[START OF TASK MATERIAL]
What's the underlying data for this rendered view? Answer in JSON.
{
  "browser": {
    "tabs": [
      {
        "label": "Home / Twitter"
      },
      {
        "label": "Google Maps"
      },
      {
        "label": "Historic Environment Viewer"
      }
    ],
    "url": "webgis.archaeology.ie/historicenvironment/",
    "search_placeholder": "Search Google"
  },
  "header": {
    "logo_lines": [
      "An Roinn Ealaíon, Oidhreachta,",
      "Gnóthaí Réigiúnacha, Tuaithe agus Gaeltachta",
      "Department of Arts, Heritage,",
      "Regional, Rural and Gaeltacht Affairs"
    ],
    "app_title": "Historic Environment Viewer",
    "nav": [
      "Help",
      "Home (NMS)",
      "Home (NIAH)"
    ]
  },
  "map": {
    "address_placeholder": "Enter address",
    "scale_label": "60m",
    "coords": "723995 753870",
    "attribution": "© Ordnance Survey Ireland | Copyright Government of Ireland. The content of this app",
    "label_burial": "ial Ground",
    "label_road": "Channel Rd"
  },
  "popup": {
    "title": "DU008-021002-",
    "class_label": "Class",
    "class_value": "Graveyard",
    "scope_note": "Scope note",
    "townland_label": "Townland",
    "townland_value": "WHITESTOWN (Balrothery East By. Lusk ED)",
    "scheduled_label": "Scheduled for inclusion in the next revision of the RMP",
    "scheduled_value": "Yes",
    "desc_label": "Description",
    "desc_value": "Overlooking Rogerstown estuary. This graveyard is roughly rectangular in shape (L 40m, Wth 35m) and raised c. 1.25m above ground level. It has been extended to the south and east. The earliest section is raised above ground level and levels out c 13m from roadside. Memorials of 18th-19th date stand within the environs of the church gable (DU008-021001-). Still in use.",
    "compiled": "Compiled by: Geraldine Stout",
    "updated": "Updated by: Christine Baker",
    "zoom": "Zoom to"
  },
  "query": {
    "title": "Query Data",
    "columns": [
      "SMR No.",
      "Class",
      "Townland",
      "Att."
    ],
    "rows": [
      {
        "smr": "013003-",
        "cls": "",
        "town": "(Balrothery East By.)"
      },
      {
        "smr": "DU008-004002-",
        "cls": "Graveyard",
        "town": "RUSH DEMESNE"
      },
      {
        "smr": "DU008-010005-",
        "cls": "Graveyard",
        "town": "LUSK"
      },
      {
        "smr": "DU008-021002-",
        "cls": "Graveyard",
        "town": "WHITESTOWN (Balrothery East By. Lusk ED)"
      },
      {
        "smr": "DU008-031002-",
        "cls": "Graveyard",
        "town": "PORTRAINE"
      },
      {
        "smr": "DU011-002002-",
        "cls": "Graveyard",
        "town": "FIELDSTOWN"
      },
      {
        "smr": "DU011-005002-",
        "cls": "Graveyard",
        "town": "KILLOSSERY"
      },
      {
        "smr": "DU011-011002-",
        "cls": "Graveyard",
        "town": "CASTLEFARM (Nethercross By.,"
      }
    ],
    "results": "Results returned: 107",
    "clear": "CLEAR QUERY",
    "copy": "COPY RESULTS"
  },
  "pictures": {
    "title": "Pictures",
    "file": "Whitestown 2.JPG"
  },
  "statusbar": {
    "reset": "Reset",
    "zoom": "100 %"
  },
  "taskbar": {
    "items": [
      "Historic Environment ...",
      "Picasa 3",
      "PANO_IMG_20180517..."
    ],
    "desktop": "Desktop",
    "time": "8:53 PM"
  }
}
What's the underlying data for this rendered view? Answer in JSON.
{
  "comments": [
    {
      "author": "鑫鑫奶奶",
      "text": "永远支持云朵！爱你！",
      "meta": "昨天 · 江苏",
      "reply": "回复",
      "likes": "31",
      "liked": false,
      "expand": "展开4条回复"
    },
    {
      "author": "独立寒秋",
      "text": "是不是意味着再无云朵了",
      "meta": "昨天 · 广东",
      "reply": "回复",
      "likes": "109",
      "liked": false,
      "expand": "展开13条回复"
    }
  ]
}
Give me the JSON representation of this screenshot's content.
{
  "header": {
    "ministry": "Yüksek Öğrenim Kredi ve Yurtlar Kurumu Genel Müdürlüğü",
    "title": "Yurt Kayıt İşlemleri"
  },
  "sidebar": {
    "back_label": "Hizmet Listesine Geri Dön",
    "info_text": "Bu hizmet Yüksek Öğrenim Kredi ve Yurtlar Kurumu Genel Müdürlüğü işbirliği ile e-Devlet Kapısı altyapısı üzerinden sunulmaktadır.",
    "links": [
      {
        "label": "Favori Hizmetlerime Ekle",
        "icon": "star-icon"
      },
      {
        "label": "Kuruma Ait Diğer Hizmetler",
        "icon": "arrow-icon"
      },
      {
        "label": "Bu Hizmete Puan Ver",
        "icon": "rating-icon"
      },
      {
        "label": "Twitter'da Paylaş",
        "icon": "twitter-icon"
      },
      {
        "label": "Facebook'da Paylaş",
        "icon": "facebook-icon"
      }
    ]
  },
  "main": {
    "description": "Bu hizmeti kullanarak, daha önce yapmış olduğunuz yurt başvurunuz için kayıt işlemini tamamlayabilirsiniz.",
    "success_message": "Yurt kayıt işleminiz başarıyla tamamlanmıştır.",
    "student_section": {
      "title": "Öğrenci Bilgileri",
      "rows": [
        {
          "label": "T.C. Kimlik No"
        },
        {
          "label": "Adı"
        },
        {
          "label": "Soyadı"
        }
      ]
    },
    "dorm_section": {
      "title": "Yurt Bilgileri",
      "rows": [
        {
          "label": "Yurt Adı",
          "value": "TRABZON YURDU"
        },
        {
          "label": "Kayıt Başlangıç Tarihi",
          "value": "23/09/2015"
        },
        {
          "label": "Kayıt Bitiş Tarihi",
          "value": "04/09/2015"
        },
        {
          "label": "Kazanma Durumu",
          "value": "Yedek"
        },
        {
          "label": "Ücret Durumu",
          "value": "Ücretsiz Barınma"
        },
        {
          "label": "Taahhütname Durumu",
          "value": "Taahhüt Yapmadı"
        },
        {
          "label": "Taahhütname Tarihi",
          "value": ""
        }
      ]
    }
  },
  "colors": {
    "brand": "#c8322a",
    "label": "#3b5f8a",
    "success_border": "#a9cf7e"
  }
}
[END OF TASK MATERIAL]
## YOUR TASK:
Copy out every line of the data that includes "Balrothery".

## OUTPUT:
    "townland_value": "WHITESTOWN (Balrothery East By. Lusk ED)",
        "town": "(Balrothery East By.)"
        "town": "WHITESTOWN (Balrothery East By. Lusk ED)"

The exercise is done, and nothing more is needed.